[A run of records]
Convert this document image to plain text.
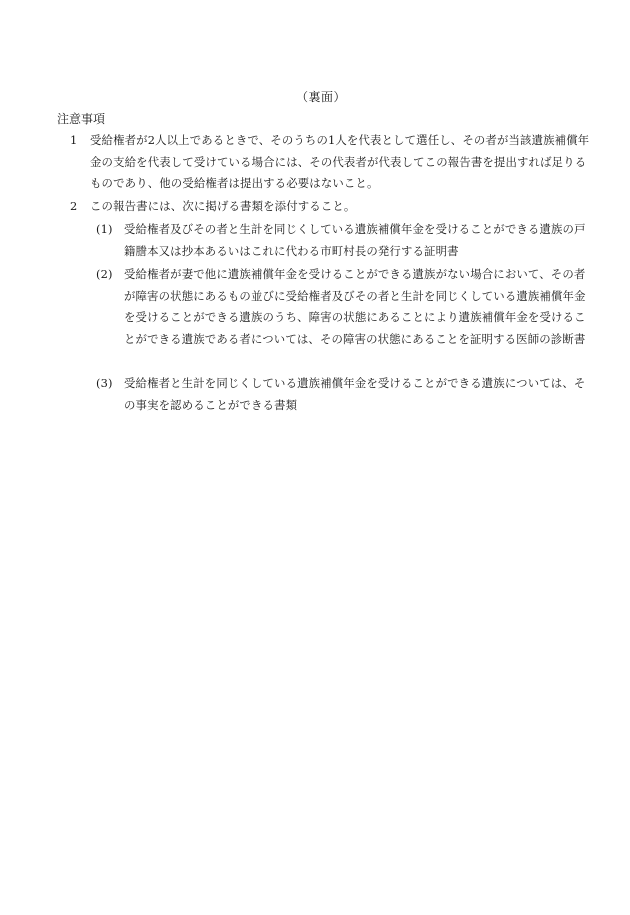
（裏面）
注意事項
1	受給権者が2人以上であるときで、そのうちの1人を代表として選任し、その者が当該遺族補償年金の支給を代表して受けている場合には、その代表者が代表してこの報告書を提出すれば足りるものであり、他の受給権者は提出する必要はないこと。
2	この報告書には、次に掲げる書類を添付すること。
(1)	受給権者及びその者と生計を同じくしている遺族補償年金を受けることができる遺族の戸籍謄本又は抄本あるいはこれに代わる市町村長の発行する証明書
(2)	受給権者が妻で他に遺族補償年金を受けることができる遺族がない場合において、その者が障害の状態にあるもの並びに受給権者及びその者と生計を同じくしている遺族補償年金を受けることができる遺族のうち、障害の状態にあることにより遺族補償年金を受けることができる遺族である者については、その障害の状態にあることを証明する医師の診断書
(3)	受給権者と生計を同じくしている遺族補償年金を受けることができる遺族については、その事実を認めることができる書類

*EXERCISE*: Every record gets retyped exactly; no picture goes into the copy.

*OUTPUT OF THE TASK*:
Convert this document image to plain text.
（裏面）
注意事項
1	受給権者が2人以上であるときで、そのうちの1人を代表として選任し、その者が当該遺族補償年金の支給を代表して受けている場合には、その代表者が代表してこの報告書を提出すれば足りるものであり、他の受給権者は提出する必要はないこと。
2	この報告書には、次に掲げる書類を添付すること。
(1)	受給権者及びその者と生計を同じくしている遺族補償年金を受けることができる遺族の戸籍謄本又は抄本あるいはこれに代わる市町村長の発行する証明書
(2)	受給権者が妻で他に遺族補償年金を受けることができる遺族がない場合において、その者が障害の状態にあるもの並びに受給権者及びその者と生計を同じくしている遺族補償年金を受けることができる遺族のうち、障害の状態にあることにより遺族補償年金を受けることができる遺族である者については、その障害の状態にあることを証明する医師の診断書
(3)	受給権者と生計を同じくしている遺族補償年金を受けることができる遺族については、その事実を認めることができる書類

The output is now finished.